Set problem: Take the data that follows and retype it word for word.

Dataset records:
----------------

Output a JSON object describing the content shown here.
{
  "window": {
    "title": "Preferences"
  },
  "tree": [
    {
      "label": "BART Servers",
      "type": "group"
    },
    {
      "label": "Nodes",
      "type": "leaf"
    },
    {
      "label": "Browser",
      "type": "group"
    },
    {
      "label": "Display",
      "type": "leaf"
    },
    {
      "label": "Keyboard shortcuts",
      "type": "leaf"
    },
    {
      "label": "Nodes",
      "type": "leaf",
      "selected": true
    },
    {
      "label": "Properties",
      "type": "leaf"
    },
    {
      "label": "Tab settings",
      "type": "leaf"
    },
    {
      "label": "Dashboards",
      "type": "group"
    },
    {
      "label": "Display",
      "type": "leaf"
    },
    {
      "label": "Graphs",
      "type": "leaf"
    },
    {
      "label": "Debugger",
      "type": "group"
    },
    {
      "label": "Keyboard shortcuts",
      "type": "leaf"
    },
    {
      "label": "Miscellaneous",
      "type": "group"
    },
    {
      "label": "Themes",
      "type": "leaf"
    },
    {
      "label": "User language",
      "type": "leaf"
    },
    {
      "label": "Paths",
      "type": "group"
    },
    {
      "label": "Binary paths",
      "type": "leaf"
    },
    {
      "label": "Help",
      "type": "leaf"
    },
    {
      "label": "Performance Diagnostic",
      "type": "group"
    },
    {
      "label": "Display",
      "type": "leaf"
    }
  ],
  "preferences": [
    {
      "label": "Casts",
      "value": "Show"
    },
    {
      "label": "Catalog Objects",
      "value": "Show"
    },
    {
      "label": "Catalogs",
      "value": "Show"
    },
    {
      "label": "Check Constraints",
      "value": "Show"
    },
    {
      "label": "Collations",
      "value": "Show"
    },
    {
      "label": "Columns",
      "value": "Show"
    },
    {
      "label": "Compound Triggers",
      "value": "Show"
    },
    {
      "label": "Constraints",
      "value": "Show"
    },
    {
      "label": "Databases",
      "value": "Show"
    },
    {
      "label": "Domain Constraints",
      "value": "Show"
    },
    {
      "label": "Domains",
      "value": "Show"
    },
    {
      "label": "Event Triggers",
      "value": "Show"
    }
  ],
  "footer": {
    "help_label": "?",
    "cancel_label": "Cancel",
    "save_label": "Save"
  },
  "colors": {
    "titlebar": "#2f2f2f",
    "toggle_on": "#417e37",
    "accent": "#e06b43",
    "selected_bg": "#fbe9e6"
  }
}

----------------

Problem solution:
Output a JSON object describing the content shown here.
{
  "window": {
    "title": "Preferences"
  },
  "tree": [
    {
      "label": "BART Servers",
      "type": "group"
    },
    {
      "label": "Nodes",
      "type": "leaf"
    },
    {
      "label": "Browser",
      "type": "group"
    },
    {
      "label": "Display",
      "type": "leaf"
    },
    {
      "label": "Keyboard shortcuts",
      "type": "leaf"
    },
    {
      "label": "Nodes",
      "type": "leaf",
      "selected": true
    },
    {
      "label": "Properties",
      "type": "leaf"
    },
    {
      "label": "Tab settings",
      "type": "leaf"
    },
    {
      "label": "Dashboards",
      "type": "group"
    },
    {
      "label": "Display",
      "type": "leaf"
    },
    {
      "label": "Graphs",
      "type": "leaf"
    },
    {
      "label": "Debugger",
      "type": "group"
    },
    {
      "label": "Keyboard shortcuts",
      "type": "leaf"
    },
    {
      "label": "Miscellaneous",
      "type": "group"
    },
    {
      "label": "Themes",
      "type": "leaf"
    },
    {
      "label": "User language",
      "type": "leaf"
    },
    {
      "label": "Paths",
      "type": "group"
    },
    {
      "label": "Binary paths",
      "type": "leaf"
    },
    {
      "label": "Help",
      "type": "leaf"
    },
    {
      "label": "Performance Diagnostic",
      "type": "group"
    },
    {
      "label": "Display",
      "type": "leaf"
    }
  ],
  "preferences": [
    {
      "label": "Casts",
      "value": "Show"
    },
    {
      "label": "Catalog Objects",
      "value": "Show"
    },
    {
      "label": "Catalogs",
      "value": "Show"
    },
    {
      "label": "Check Constraints",
      "value": "Show"
    },
    {
      "label": "Collations",
      "value": "Show"
    },
    {
      "label": "Columns",
      "value": "Show"
    },
    {
      "label": "Compound Triggers",
      "value": "Show"
    },
    {
      "label": "Constraints",
      "value": "Show"
    },
    {
      "label": "Databases",
      "value": "Show"
    },
    {
      "label": "Domain Constraints",
      "value": "Show"
    },
    {
      "label": "Domains",
      "value": "Show"
    },
    {
      "label": "Event Triggers",
      "value": "Show"
    }
  ],
  "footer": {
    "help_label": "?",
    "cancel_label": "Cancel",
    "save_label": "Save"
  },
  "colors": {
    "titlebar": "#2f2f2f",
    "toggle_on": "#417e37",
    "accent": "#e06b43",
    "selected_bg": "#fbe9e6"
  }
}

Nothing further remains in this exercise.